--- Start of SOURCE RECORDS ---
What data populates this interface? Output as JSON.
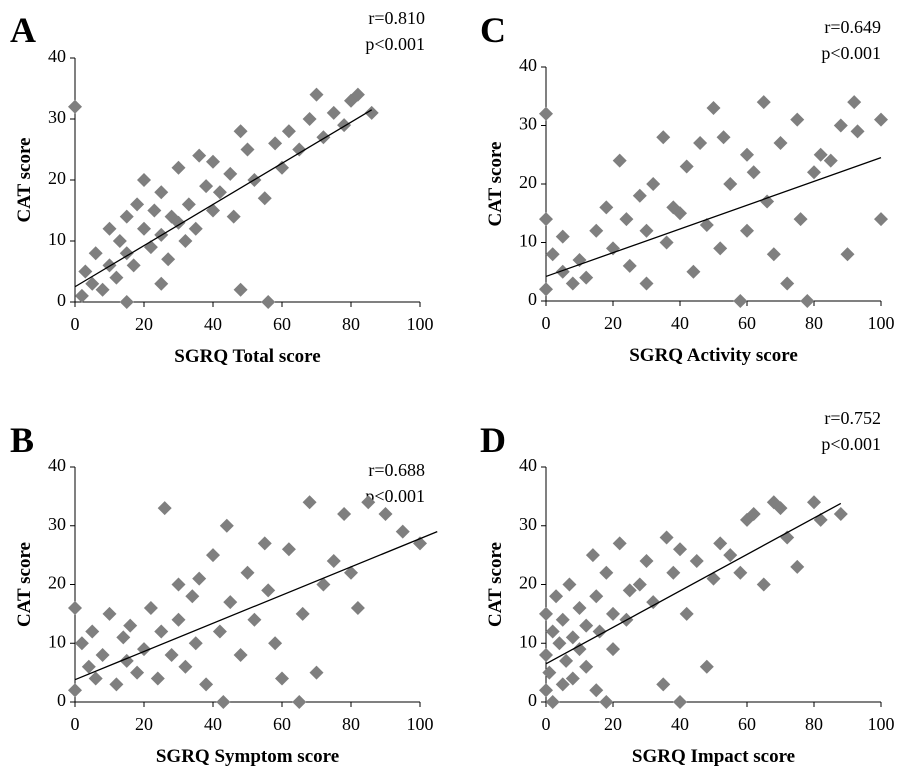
{
  "chart_data": [
    {
      "type": "scatter",
      "label": "A",
      "annotations": [
        "r=0.810",
        "p<0.001"
      ],
      "x_label": "SGRQ Total score",
      "y_label": "CAT score",
      "color": "#7f7f7f",
      "xlim": [
        0,
        100
      ],
      "ylim": [
        0,
        40
      ],
      "xticks": [
        0,
        20,
        40,
        60,
        80,
        100
      ],
      "yticks": [
        0,
        10,
        20,
        30,
        40
      ],
      "x": [
        0,
        2,
        3,
        5,
        6,
        8,
        10,
        10,
        12,
        13,
        15,
        15,
        17,
        18,
        20,
        20,
        22,
        23,
        25,
        25,
        27,
        28,
        30,
        30,
        32,
        33,
        35,
        36,
        38,
        40,
        40,
        42,
        45,
        46,
        48,
        50,
        52,
        55,
        56,
        58,
        60,
        62,
        65,
        68,
        70,
        72,
        75,
        78,
        80,
        82,
        86,
        48,
        25,
        15
      ],
      "values": [
        32,
        1,
        5,
        3,
        8,
        2,
        12,
        6,
        4,
        10,
        8,
        14,
        6,
        16,
        12,
        20,
        9,
        15,
        11,
        18,
        7,
        14,
        13,
        22,
        10,
        16,
        12,
        24,
        19,
        15,
        23,
        18,
        21,
        14,
        28,
        25,
        20,
        17,
        0,
        26,
        22,
        28,
        25,
        30,
        34,
        27,
        31,
        29,
        33,
        34,
        31,
        2,
        3,
        0
      ],
      "trendline": {
        "x": [
          0,
          86
        ],
        "y": [
          2.5,
          31.5
        ]
      }
    },
    {
      "type": "scatter",
      "label": "C",
      "annotations": [
        "r=0.649",
        "p<0.001"
      ],
      "x_label": "SGRQ Activity score",
      "y_label": "CAT score",
      "color": "#7f7f7f",
      "xlim": [
        0,
        100
      ],
      "ylim": [
        0,
        40
      ],
      "xticks": [
        0,
        20,
        40,
        60,
        80,
        100
      ],
      "yticks": [
        0,
        10,
        20,
        30,
        40
      ],
      "x": [
        0,
        0,
        0,
        2,
        5,
        5,
        8,
        10,
        12,
        15,
        18,
        20,
        22,
        24,
        25,
        28,
        30,
        30,
        32,
        35,
        36,
        38,
        40,
        42,
        44,
        46,
        48,
        50,
        52,
        53,
        55,
        58,
        60,
        60,
        62,
        65,
        66,
        68,
        70,
        72,
        75,
        76,
        78,
        80,
        82,
        85,
        88,
        90,
        92,
        93,
        100,
        100
      ],
      "values": [
        32,
        14,
        2,
        8,
        5,
        11,
        3,
        7,
        4,
        12,
        16,
        9,
        24,
        14,
        6,
        18,
        12,
        3,
        20,
        28,
        10,
        16,
        15,
        23,
        5,
        27,
        13,
        33,
        9,
        28,
        20,
        0,
        25,
        12,
        22,
        34,
        17,
        8,
        27,
        3,
        31,
        14,
        0,
        22,
        25,
        24,
        30,
        8,
        34,
        29,
        31,
        14
      ],
      "trendline": {
        "x": [
          0,
          100
        ],
        "y": [
          4.2,
          24.5
        ]
      }
    },
    {
      "type": "scatter",
      "label": "B",
      "annotations": [
        "r=0.688",
        "p<0.001"
      ],
      "x_label": "SGRQ Symptom score",
      "y_label": "CAT score",
      "color": "#7f7f7f",
      "xlim": [
        0,
        100
      ],
      "ylim": [
        0,
        40
      ],
      "xticks": [
        0,
        20,
        40,
        60,
        80,
        100
      ],
      "yticks": [
        0,
        10,
        20,
        30,
        40
      ],
      "x": [
        0,
        0,
        2,
        4,
        5,
        6,
        8,
        10,
        12,
        14,
        15,
        16,
        18,
        20,
        22,
        24,
        25,
        26,
        28,
        30,
        30,
        32,
        34,
        35,
        36,
        38,
        40,
        42,
        43,
        44,
        45,
        48,
        50,
        52,
        55,
        56,
        58,
        60,
        62,
        65,
        66,
        68,
        70,
        72,
        75,
        78,
        80,
        82,
        85,
        90,
        95,
        100
      ],
      "values": [
        16,
        2,
        10,
        6,
        12,
        4,
        8,
        15,
        3,
        11,
        7,
        13,
        5,
        9,
        16,
        4,
        12,
        33,
        8,
        20,
        14,
        6,
        18,
        10,
        21,
        3,
        25,
        12,
        0,
        30,
        17,
        8,
        22,
        14,
        27,
        19,
        10,
        4,
        26,
        0,
        15,
        34,
        5,
        20,
        24,
        32,
        22,
        16,
        34,
        32,
        29,
        27
      ],
      "trendline": {
        "x": [
          0,
          105
        ],
        "y": [
          3.8,
          29
        ]
      }
    },
    {
      "type": "scatter",
      "label": "D",
      "annotations": [
        "r=0.752",
        "p<0.001"
      ],
      "x_label": "SGRQ Impact score",
      "y_label": "CAT score",
      "color": "#7f7f7f",
      "xlim": [
        0,
        100
      ],
      "ylim": [
        0,
        40
      ],
      "xticks": [
        0,
        20,
        40,
        60,
        80,
        100
      ],
      "yticks": [
        0,
        10,
        20,
        30,
        40
      ],
      "x": [
        0,
        0,
        0,
        1,
        2,
        2,
        3,
        4,
        5,
        5,
        6,
        7,
        8,
        8,
        10,
        10,
        12,
        12,
        14,
        15,
        15,
        16,
        18,
        18,
        20,
        20,
        22,
        24,
        25,
        28,
        30,
        32,
        35,
        36,
        38,
        40,
        40,
        42,
        45,
        48,
        50,
        52,
        55,
        58,
        60,
        62,
        65,
        68,
        70,
        72,
        75,
        80,
        82,
        88
      ],
      "values": [
        2,
        8,
        15,
        5,
        12,
        0,
        18,
        10,
        3,
        14,
        7,
        20,
        11,
        4,
        16,
        9,
        13,
        6,
        25,
        2,
        18,
        12,
        0,
        22,
        15,
        9,
        27,
        14,
        19,
        20,
        24,
        17,
        3,
        28,
        22,
        0,
        26,
        15,
        24,
        6,
        21,
        27,
        25,
        22,
        31,
        32,
        20,
        34,
        33,
        28,
        23,
        34,
        31,
        32
      ],
      "trendline": {
        "x": [
          0,
          88
        ],
        "y": [
          6.5,
          33.8
        ]
      }
    }
  ]
}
--- End of SOURCE RECORDS ---
DO THIS |
Take the data above and repeat it exactly, leaving each picture out.

RESULT |
What data populates this interface? Output as JSON.
{
  "chart_data": [
    {
      "type": "scatter",
      "label": "A",
      "annotations": [
        "r=0.810",
        "p<0.001"
      ],
      "x_label": "SGRQ Total score",
      "y_label": "CAT score",
      "color": "#7f7f7f",
      "xlim": [
        0,
        100
      ],
      "ylim": [
        0,
        40
      ],
      "xticks": [
        0,
        20,
        40,
        60,
        80,
        100
      ],
      "yticks": [
        0,
        10,
        20,
        30,
        40
      ],
      "x": [
        0,
        2,
        3,
        5,
        6,
        8,
        10,
        10,
        12,
        13,
        15,
        15,
        17,
        18,
        20,
        20,
        22,
        23,
        25,
        25,
        27,
        28,
        30,
        30,
        32,
        33,
        35,
        36,
        38,
        40,
        40,
        42,
        45,
        46,
        48,
        50,
        52,
        55,
        56,
        58,
        60,
        62,
        65,
        68,
        70,
        72,
        75,
        78,
        80,
        82,
        86,
        48,
        25,
        15
      ],
      "values": [
        32,
        1,
        5,
        3,
        8,
        2,
        12,
        6,
        4,
        10,
        8,
        14,
        6,
        16,
        12,
        20,
        9,
        15,
        11,
        18,
        7,
        14,
        13,
        22,
        10,
        16,
        12,
        24,
        19,
        15,
        23,
        18,
        21,
        14,
        28,
        25,
        20,
        17,
        0,
        26,
        22,
        28,
        25,
        30,
        34,
        27,
        31,
        29,
        33,
        34,
        31,
        2,
        3,
        0
      ],
      "trendline": {
        "x": [
          0,
          86
        ],
        "y": [
          2.5,
          31.5
        ]
      }
    },
    {
      "type": "scatter",
      "label": "C",
      "annotations": [
        "r=0.649",
        "p<0.001"
      ],
      "x_label": "SGRQ Activity score",
      "y_label": "CAT score",
      "color": "#7f7f7f",
      "xlim": [
        0,
        100
      ],
      "ylim": [
        0,
        40
      ],
      "xticks": [
        0,
        20,
        40,
        60,
        80,
        100
      ],
      "yticks": [
        0,
        10,
        20,
        30,
        40
      ],
      "x": [
        0,
        0,
        0,
        2,
        5,
        5,
        8,
        10,
        12,
        15,
        18,
        20,
        22,
        24,
        25,
        28,
        30,
        30,
        32,
        35,
        36,
        38,
        40,
        42,
        44,
        46,
        48,
        50,
        52,
        53,
        55,
        58,
        60,
        60,
        62,
        65,
        66,
        68,
        70,
        72,
        75,
        76,
        78,
        80,
        82,
        85,
        88,
        90,
        92,
        93,
        100,
        100
      ],
      "values": [
        32,
        14,
        2,
        8,
        5,
        11,
        3,
        7,
        4,
        12,
        16,
        9,
        24,
        14,
        6,
        18,
        12,
        3,
        20,
        28,
        10,
        16,
        15,
        23,
        5,
        27,
        13,
        33,
        9,
        28,
        20,
        0,
        25,
        12,
        22,
        34,
        17,
        8,
        27,
        3,
        31,
        14,
        0,
        22,
        25,
        24,
        30,
        8,
        34,
        29,
        31,
        14
      ],
      "trendline": {
        "x": [
          0,
          100
        ],
        "y": [
          4.2,
          24.5
        ]
      }
    },
    {
      "type": "scatter",
      "label": "B",
      "annotations": [
        "r=0.688",
        "p<0.001"
      ],
      "x_label": "SGRQ Symptom score",
      "y_label": "CAT score",
      "color": "#7f7f7f",
      "xlim": [
        0,
        100
      ],
      "ylim": [
        0,
        40
      ],
      "xticks": [
        0,
        20,
        40,
        60,
        80,
        100
      ],
      "yticks": [
        0,
        10,
        20,
        30,
        40
      ],
      "x": [
        0,
        0,
        2,
        4,
        5,
        6,
        8,
        10,
        12,
        14,
        15,
        16,
        18,
        20,
        22,
        24,
        25,
        26,
        28,
        30,
        30,
        32,
        34,
        35,
        36,
        38,
        40,
        42,
        43,
        44,
        45,
        48,
        50,
        52,
        55,
        56,
        58,
        60,
        62,
        65,
        66,
        68,
        70,
        72,
        75,
        78,
        80,
        82,
        85,
        90,
        95,
        100
      ],
      "values": [
        16,
        2,
        10,
        6,
        12,
        4,
        8,
        15,
        3,
        11,
        7,
        13,
        5,
        9,
        16,
        4,
        12,
        33,
        8,
        20,
        14,
        6,
        18,
        10,
        21,
        3,
        25,
        12,
        0,
        30,
        17,
        8,
        22,
        14,
        27,
        19,
        10,
        4,
        26,
        0,
        15,
        34,
        5,
        20,
        24,
        32,
        22,
        16,
        34,
        32,
        29,
        27
      ],
      "trendline": {
        "x": [
          0,
          105
        ],
        "y": [
          3.8,
          29
        ]
      }
    },
    {
      "type": "scatter",
      "label": "D",
      "annotations": [
        "r=0.752",
        "p<0.001"
      ],
      "x_label": "SGRQ Impact score",
      "y_label": "CAT score",
      "color": "#7f7f7f",
      "xlim": [
        0,
        100
      ],
      "ylim": [
        0,
        40
      ],
      "xticks": [
        0,
        20,
        40,
        60,
        80,
        100
      ],
      "yticks": [
        0,
        10,
        20,
        30,
        40
      ],
      "x": [
        0,
        0,
        0,
        1,
        2,
        2,
        3,
        4,
        5,
        5,
        6,
        7,
        8,
        8,
        10,
        10,
        12,
        12,
        14,
        15,
        15,
        16,
        18,
        18,
        20,
        20,
        22,
        24,
        25,
        28,
        30,
        32,
        35,
        36,
        38,
        40,
        40,
        42,
        45,
        48,
        50,
        52,
        55,
        58,
        60,
        62,
        65,
        68,
        70,
        72,
        75,
        80,
        82,
        88
      ],
      "values": [
        2,
        8,
        15,
        5,
        12,
        0,
        18,
        10,
        3,
        14,
        7,
        20,
        11,
        4,
        16,
        9,
        13,
        6,
        25,
        2,
        18,
        12,
        0,
        22,
        15,
        9,
        27,
        14,
        19,
        20,
        24,
        17,
        3,
        28,
        22,
        0,
        26,
        15,
        24,
        6,
        21,
        27,
        25,
        22,
        31,
        32,
        20,
        34,
        33,
        28,
        23,
        34,
        31,
        32
      ],
      "trendline": {
        "x": [
          0,
          88
        ],
        "y": [
          6.5,
          33.8
        ]
      }
    }
  ]
}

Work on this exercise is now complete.